### TASK GOAL
Reply with one number: the count of lines in the listing that contain the string "screenshot".

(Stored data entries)
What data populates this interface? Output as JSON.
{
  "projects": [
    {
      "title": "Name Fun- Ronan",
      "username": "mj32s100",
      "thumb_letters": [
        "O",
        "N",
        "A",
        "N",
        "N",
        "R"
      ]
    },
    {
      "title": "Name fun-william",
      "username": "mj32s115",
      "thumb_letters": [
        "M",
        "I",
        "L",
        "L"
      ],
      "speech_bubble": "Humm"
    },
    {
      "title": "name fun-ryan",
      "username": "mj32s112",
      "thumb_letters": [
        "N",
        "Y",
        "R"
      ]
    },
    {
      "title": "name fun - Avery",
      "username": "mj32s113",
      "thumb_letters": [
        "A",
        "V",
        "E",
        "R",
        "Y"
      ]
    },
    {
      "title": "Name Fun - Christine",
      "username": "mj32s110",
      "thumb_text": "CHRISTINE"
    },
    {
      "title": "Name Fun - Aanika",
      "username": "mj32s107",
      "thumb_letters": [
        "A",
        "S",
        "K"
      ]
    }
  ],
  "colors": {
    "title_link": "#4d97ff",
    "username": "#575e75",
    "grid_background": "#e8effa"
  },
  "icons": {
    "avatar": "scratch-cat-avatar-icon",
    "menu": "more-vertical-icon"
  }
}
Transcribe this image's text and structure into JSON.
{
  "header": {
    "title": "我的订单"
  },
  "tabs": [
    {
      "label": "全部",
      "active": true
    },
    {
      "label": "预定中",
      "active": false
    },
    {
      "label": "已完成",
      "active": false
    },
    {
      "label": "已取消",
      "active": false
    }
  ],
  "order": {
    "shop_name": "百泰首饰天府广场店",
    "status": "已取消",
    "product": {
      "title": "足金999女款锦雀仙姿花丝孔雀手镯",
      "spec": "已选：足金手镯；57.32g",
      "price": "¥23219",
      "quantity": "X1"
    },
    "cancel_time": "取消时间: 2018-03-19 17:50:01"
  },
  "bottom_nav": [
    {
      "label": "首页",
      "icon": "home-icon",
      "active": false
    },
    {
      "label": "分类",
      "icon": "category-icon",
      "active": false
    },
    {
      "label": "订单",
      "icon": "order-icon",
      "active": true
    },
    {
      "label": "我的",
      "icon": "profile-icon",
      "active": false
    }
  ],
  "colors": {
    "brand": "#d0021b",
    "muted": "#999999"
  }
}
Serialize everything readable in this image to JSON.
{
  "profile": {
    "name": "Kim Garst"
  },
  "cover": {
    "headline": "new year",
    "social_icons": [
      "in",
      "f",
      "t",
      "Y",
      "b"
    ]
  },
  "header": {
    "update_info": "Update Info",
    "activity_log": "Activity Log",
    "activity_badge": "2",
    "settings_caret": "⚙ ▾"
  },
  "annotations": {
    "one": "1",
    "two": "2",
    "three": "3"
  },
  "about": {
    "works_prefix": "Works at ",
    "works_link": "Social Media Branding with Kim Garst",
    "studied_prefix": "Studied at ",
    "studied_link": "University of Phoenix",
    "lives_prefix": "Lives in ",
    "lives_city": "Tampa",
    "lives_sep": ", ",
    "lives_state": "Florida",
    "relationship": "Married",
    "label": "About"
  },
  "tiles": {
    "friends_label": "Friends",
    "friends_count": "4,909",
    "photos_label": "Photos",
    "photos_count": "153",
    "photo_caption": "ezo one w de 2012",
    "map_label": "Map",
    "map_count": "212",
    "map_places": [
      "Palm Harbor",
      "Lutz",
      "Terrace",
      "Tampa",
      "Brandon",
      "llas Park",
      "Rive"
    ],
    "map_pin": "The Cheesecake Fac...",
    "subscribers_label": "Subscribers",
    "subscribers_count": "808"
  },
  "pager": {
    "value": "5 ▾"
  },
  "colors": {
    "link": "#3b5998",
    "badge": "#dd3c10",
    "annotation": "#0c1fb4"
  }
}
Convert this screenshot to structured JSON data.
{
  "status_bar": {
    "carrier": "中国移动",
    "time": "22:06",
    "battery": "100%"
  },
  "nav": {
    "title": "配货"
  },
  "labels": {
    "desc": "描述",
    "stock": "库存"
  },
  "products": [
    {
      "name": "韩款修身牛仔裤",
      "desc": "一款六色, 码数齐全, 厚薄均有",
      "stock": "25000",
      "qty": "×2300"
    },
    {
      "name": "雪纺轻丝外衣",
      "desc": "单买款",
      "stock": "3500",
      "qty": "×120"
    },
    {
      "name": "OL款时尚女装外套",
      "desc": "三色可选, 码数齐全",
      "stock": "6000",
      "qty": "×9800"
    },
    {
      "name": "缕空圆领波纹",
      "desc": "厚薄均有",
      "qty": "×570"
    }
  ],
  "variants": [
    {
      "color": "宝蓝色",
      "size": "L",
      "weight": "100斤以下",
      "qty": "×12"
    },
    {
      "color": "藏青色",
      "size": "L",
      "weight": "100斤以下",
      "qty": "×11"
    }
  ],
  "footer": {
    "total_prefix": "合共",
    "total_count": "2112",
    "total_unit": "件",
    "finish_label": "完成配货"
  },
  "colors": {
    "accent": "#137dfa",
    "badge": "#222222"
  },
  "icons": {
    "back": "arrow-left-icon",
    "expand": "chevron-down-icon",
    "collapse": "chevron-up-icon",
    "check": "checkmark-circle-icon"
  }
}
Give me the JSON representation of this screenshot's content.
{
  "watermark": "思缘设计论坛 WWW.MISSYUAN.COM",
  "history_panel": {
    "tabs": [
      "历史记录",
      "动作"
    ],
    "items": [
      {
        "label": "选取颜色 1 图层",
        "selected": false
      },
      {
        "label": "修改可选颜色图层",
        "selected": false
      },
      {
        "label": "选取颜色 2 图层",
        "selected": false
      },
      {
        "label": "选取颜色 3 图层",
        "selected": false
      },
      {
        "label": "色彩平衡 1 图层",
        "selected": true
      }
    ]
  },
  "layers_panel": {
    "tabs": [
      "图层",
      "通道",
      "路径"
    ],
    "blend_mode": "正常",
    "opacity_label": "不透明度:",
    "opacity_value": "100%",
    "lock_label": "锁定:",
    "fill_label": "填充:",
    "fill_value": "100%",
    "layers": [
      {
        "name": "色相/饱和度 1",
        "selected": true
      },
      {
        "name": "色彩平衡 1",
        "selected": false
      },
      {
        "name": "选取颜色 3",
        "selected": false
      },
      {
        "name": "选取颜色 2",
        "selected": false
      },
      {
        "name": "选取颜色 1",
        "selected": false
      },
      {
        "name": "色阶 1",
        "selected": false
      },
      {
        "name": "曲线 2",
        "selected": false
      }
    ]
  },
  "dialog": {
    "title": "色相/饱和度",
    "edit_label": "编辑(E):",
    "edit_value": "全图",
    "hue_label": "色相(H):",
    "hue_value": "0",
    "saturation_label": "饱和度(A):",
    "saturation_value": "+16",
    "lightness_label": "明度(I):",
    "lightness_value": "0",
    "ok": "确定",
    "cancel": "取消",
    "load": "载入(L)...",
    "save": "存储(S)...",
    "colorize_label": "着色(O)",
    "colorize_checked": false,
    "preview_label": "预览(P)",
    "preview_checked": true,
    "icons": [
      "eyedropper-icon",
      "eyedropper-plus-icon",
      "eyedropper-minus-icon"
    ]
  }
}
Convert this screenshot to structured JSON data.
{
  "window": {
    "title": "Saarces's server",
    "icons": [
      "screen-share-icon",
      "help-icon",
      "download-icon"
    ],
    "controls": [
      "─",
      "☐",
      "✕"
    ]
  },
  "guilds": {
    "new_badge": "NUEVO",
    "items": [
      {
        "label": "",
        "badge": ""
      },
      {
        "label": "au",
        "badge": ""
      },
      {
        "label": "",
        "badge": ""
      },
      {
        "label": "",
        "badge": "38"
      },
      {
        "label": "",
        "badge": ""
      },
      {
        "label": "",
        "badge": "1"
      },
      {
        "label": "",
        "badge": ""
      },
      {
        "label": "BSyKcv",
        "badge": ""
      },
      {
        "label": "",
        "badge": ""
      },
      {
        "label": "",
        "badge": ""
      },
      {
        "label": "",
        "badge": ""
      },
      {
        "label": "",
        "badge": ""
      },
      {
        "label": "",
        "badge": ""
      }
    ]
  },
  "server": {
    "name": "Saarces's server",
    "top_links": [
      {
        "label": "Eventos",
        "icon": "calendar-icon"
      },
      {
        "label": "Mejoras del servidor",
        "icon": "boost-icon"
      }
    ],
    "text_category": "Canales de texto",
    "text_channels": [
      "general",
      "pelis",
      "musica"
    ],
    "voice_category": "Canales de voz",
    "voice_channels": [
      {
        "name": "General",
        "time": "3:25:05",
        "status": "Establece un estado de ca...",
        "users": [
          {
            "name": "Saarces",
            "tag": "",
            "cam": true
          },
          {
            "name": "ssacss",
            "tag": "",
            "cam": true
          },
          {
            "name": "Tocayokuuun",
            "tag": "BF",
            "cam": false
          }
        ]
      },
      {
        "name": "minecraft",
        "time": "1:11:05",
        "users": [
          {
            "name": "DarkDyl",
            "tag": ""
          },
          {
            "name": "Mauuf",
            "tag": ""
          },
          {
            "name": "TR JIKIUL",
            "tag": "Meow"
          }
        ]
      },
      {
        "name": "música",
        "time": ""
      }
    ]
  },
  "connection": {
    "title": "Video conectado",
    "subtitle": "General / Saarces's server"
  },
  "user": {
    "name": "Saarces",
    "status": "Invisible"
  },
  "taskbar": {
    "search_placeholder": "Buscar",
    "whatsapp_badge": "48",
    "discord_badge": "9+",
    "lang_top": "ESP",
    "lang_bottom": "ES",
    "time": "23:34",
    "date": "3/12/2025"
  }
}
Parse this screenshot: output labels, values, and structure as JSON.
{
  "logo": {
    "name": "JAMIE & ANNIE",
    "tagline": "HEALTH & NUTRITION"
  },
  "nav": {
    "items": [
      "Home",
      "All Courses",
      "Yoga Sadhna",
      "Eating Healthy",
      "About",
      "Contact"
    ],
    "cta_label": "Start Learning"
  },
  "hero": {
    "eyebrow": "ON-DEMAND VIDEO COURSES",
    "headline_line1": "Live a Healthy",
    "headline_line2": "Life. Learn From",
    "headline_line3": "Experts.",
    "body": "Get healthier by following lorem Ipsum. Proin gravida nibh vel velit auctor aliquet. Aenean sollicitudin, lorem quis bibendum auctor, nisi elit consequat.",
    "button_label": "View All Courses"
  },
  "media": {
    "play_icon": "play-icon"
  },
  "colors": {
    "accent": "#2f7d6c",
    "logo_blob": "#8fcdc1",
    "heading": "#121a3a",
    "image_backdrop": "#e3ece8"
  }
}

### REPLY
4